Data records:
(begin)

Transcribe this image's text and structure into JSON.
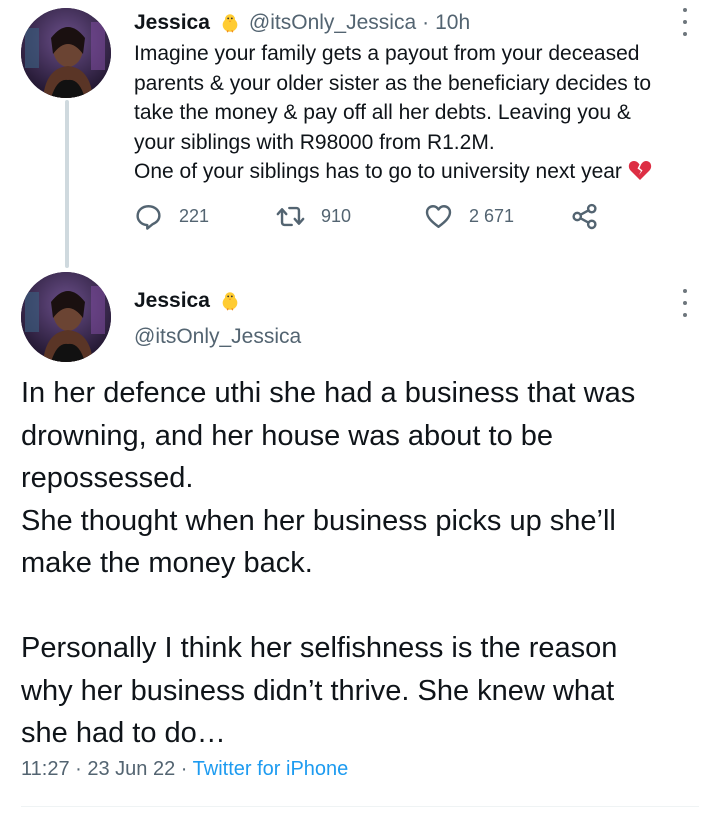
{
  "tweet1": {
    "name": "Jessica",
    "handle": "@itsOnly_Jessica",
    "separator": "·",
    "time": "10h",
    "lines": [
      "Imagine your family gets a payout from your deceased",
      "parents & your older sister as the beneficiary decides to",
      "take the money & pay off all her debts. Leaving you &",
      "your siblings with R98000 from R1.2M.",
      "One of your siblings has to go to university next year"
    ],
    "replies": "221",
    "retweets": "910",
    "likes": "2 671"
  },
  "tweet2": {
    "name": "Jessica",
    "handle": "@itsOnly_Jessica",
    "lines": [
      "In her defence uthi she had a business that was",
      "drowning, and her house was about to be",
      "repossessed.",
      "She thought when her business picks up she’ll",
      "make the money back.",
      "",
      "Personally I think her selfishness is the reason",
      "why her business didn’t thrive. She knew what",
      "she had to do…"
    ],
    "time": "11:27",
    "separator": "·",
    "date": "23 Jun 22",
    "source": "Twitter for iPhone"
  },
  "icons": {
    "name_emoji": "chick-emoji",
    "end_emoji": "broken-heart-emoji",
    "reply": "reply-icon",
    "retweet": "retweet-icon",
    "like": "heart-icon",
    "share": "share-icon",
    "more": "more-icon"
  },
  "colors": {
    "text": "#0f1419",
    "secondary": "#536471",
    "link": "#1d9bf0",
    "thread_line": "#cfd9de"
  }
}
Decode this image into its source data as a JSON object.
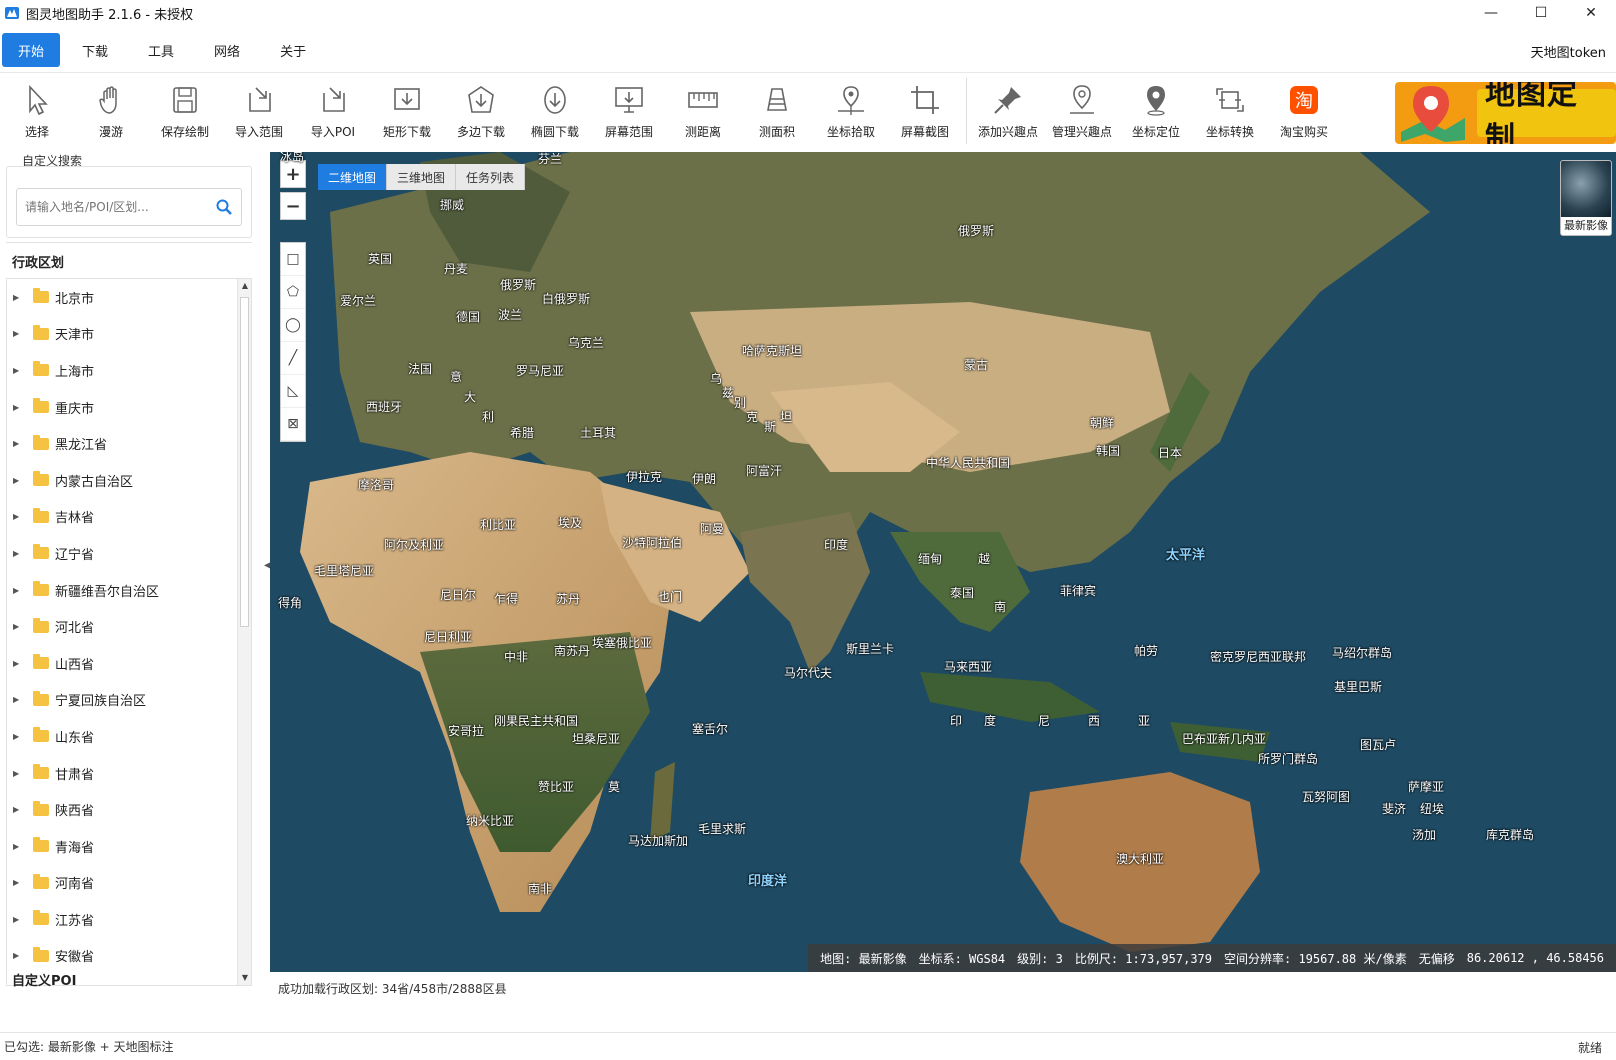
{
  "window": {
    "title": "图灵地图助手  2.1.6 - 未授权",
    "min": "—",
    "max": "☐",
    "close": "✕"
  },
  "menu": {
    "tabs": [
      "开始",
      "下载",
      "工具",
      "网络",
      "关于"
    ],
    "active": "开始",
    "token_label": "天地图token"
  },
  "toolbar": {
    "tools": [
      {
        "label": "选择",
        "icon": "cursor-icon"
      },
      {
        "label": "漫游",
        "icon": "hand-icon"
      },
      {
        "label": "保存绘制",
        "icon": "save-icon"
      },
      {
        "label": "导入范围",
        "icon": "import-range-icon"
      },
      {
        "label": "导入POI",
        "icon": "import-poi-icon"
      },
      {
        "label": "矩形下载",
        "icon": "rect-download-icon"
      },
      {
        "label": "多边下载",
        "icon": "polygon-download-icon"
      },
      {
        "label": "椭圆下载",
        "icon": "ellipse-download-icon"
      },
      {
        "label": "屏幕范围",
        "icon": "screen-range-icon"
      },
      {
        "label": "测距离",
        "icon": "ruler-icon"
      },
      {
        "label": "测面积",
        "icon": "area-icon"
      },
      {
        "label": "坐标拾取",
        "icon": "pick-coord-icon"
      },
      {
        "label": "屏幕截图",
        "icon": "crop-icon"
      }
    ],
    "tools2": [
      {
        "label": "添加兴趣点",
        "icon": "pin-add-icon"
      },
      {
        "label": "管理兴趣点",
        "icon": "pin-manage-icon"
      },
      {
        "label": "坐标定位",
        "icon": "locate-icon"
      },
      {
        "label": "坐标转换",
        "icon": "convert-icon"
      },
      {
        "label": "淘宝购买",
        "icon": "taobao-icon"
      }
    ],
    "banner_text": "地图定制",
    "taobao_glyph": "淘"
  },
  "sidebar": {
    "custom_search_title": "自定义搜索",
    "search_placeholder": "请输入地名/POI/区划...",
    "admin_title": "行政区划",
    "provinces": [
      "北京市",
      "天津市",
      "上海市",
      "重庆市",
      "黑龙江省",
      "内蒙古自治区",
      "吉林省",
      "辽宁省",
      "新疆维吾尔自治区",
      "河北省",
      "山西省",
      "宁夏回族自治区",
      "山东省",
      "甘肃省",
      "陕西省",
      "青海省",
      "河南省",
      "江苏省",
      "安徽省"
    ],
    "poi_title": "自定义POI"
  },
  "map": {
    "tabs": [
      "二维地图",
      "三维地图",
      "任务列表"
    ],
    "active_tab": "二维地图",
    "zoom_in": "+",
    "zoom_out": "−",
    "layer_caption": "最新影像",
    "labels": [
      {
        "text": "冰岛"
      },
      {
        "text": "芬兰"
      },
      {
        "text": "挪威"
      },
      {
        "text": "俄罗斯"
      },
      {
        "text": "英国"
      },
      {
        "text": "丹麦"
      },
      {
        "text": "俄罗斯"
      },
      {
        "text": "白俄罗斯"
      },
      {
        "text": "爱尔兰"
      },
      {
        "text": "德国"
      },
      {
        "text": "波兰"
      },
      {
        "text": "乌克兰"
      },
      {
        "text": "哈萨克斯坦"
      },
      {
        "text": "法国"
      },
      {
        "text": "罗马尼亚"
      },
      {
        "text": "蒙古"
      },
      {
        "text": "意"
      },
      {
        "text": "西班牙"
      },
      {
        "text": "大"
      },
      {
        "text": "利"
      },
      {
        "text": "希腊"
      },
      {
        "text": "土耳其"
      },
      {
        "text": "朝鲜"
      },
      {
        "text": "韩国"
      },
      {
        "text": "日本"
      },
      {
        "text": "摩洛哥"
      },
      {
        "text": "伊拉克"
      },
      {
        "text": "伊朗"
      },
      {
        "text": "阿富汗"
      },
      {
        "text": "中华人民共和国"
      },
      {
        "text": "阿尔及利亚"
      },
      {
        "text": "利比亚"
      },
      {
        "text": "埃及"
      },
      {
        "text": "沙特阿拉伯"
      },
      {
        "text": "阿曼"
      },
      {
        "text": "印度"
      },
      {
        "text": "缅甸"
      },
      {
        "text": "越"
      },
      {
        "text": "毛里塔尼亚"
      },
      {
        "text": "尼日尔"
      },
      {
        "text": "乍得"
      },
      {
        "text": "苏丹"
      },
      {
        "text": "也门"
      },
      {
        "text": "泰国"
      },
      {
        "text": "南"
      },
      {
        "text": "菲律宾"
      },
      {
        "text": "太平洋"
      },
      {
        "text": "尼日利亚"
      },
      {
        "text": "中非"
      },
      {
        "text": "南苏丹"
      },
      {
        "text": "埃塞俄比亚"
      },
      {
        "text": "斯里兰卡"
      },
      {
        "text": "马来西亚"
      },
      {
        "text": "帕劳"
      },
      {
        "text": "密克罗尼西亚联邦"
      },
      {
        "text": "马绍尔群岛"
      },
      {
        "text": "马尔代夫"
      },
      {
        "text": "基里巴斯"
      },
      {
        "text": "刚果民主共和国"
      },
      {
        "text": "安哥拉"
      },
      {
        "text": "坦桑尼亚"
      },
      {
        "text": "塞舌尔"
      },
      {
        "text": "巴布亚新几内亚"
      },
      {
        "text": "图瓦卢"
      },
      {
        "text": "所罗门群岛"
      },
      {
        "text": "赞比亚"
      },
      {
        "text": "莫"
      },
      {
        "text": "萨摩亚"
      },
      {
        "text": "瓦努阿图"
      },
      {
        "text": "斐济"
      },
      {
        "text": "纽埃"
      },
      {
        "text": "纳米比亚"
      },
      {
        "text": "毛里求斯"
      },
      {
        "text": "马达加斯加"
      },
      {
        "text": "汤加"
      },
      {
        "text": "库克群岛"
      },
      {
        "text": "澳大利亚"
      },
      {
        "text": "印度洋"
      },
      {
        "text": "南非"
      },
      {
        "text": "印"
      },
      {
        "text": "度"
      },
      {
        "text": "尼"
      },
      {
        "text": "西"
      },
      {
        "text": "亚"
      },
      {
        "text": "哈萨"
      },
      {
        "text": "得角"
      },
      {
        "text": "乌"
      },
      {
        "text": "兹"
      },
      {
        "text": "别"
      },
      {
        "text": "克"
      },
      {
        "text": "斯"
      },
      {
        "text": "坦"
      }
    ],
    "status": {
      "source": "地图: 最新影像",
      "crs": "坐标系: WGS84",
      "level": "级别: 3",
      "scale": "比例尺: 1:73,957,379",
      "resolution": "空间分辨率: 19567.88 米/像素",
      "offset": "无偏移",
      "coords": "86.20612 , 46.58456"
    }
  },
  "load_message": "成功加载行政区划: 34省/458市/2888区县",
  "statusbar": {
    "left": "已勾选: 最新影像 + 天地图标注",
    "right": "就绪"
  },
  "colors": {
    "accent": "#1f7ce0",
    "banner": "#f39c12",
    "folder": "#f5c242"
  }
}
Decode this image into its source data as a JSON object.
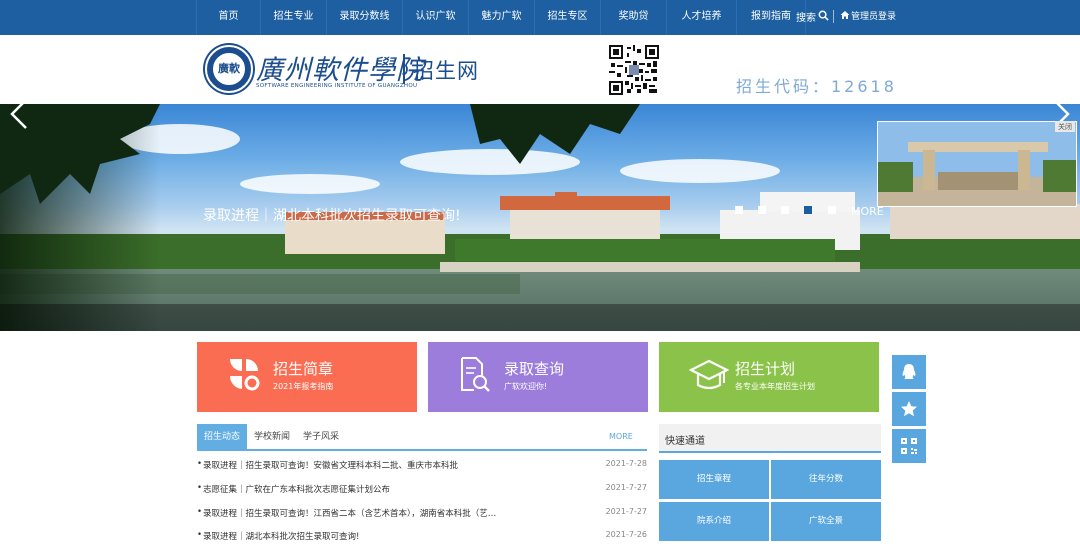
{
  "nav": {
    "items": [
      "首页",
      "招生专业",
      "录取分数线",
      "认识广软",
      "魅力广软",
      "招生专区",
      "奖助贷",
      "人才培养",
      "报到指南"
    ],
    "search_label": "搜索",
    "admin_login": "管理员登录"
  },
  "header": {
    "school_name": "廣州軟件學院",
    "school_name_en": "SOFTWARE ENGINEERING INSTITUTE OF GUANGZHOU",
    "seal_text": "廣軟",
    "site_title": "招生网",
    "enroll_code": "招生代码：12618"
  },
  "banner": {
    "caption": "录取进程｜湖北本科批次招生录取可查询!",
    "more": "MORE",
    "dot_count": 5,
    "active_dot": 3,
    "float_close": "关闭"
  },
  "cards": [
    {
      "title": "招生简章",
      "subtitle": "2021年报考指南",
      "color": "#fb6d53"
    },
    {
      "title": "录取查询",
      "subtitle": "广软欢迎你!",
      "color": "#9c7ddb"
    },
    {
      "title": "招生计划",
      "subtitle": "各专业本年度招生计划",
      "color": "#8bc34a"
    }
  ],
  "tabs": {
    "items": [
      "招生动态",
      "学校新闻",
      "学子风采"
    ],
    "active": 0,
    "more": "MORE"
  },
  "news": [
    {
      "title": "录取进程｜招生录取可查询！安徽省文理科本科二批、重庆市本科批",
      "date": "2021-7-28"
    },
    {
      "title": "志愿征集｜广软在广东本科批次志愿征集计划公布",
      "date": "2021-7-27"
    },
    {
      "title": "录取进程｜招生录取可查询！江西省二本（含艺术首本），湖南省本科批（艺…",
      "date": "2021-7-27"
    },
    {
      "title": "录取进程｜湖北本科批次招生录取可查询!",
      "date": "2021-7-26"
    }
  ],
  "quick": {
    "title": "快速通道",
    "buttons": [
      "招生章程",
      "往年分数",
      "院系介绍",
      "广软全景"
    ]
  },
  "colors": {
    "nav": "#1d5fa0",
    "brand": "#1c4d8e",
    "accent": "#5aa7e0"
  }
}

(end)

Prompt
Looking at the entries above, state how many lines contain "siblings"; give the number alone.

Exercise response
2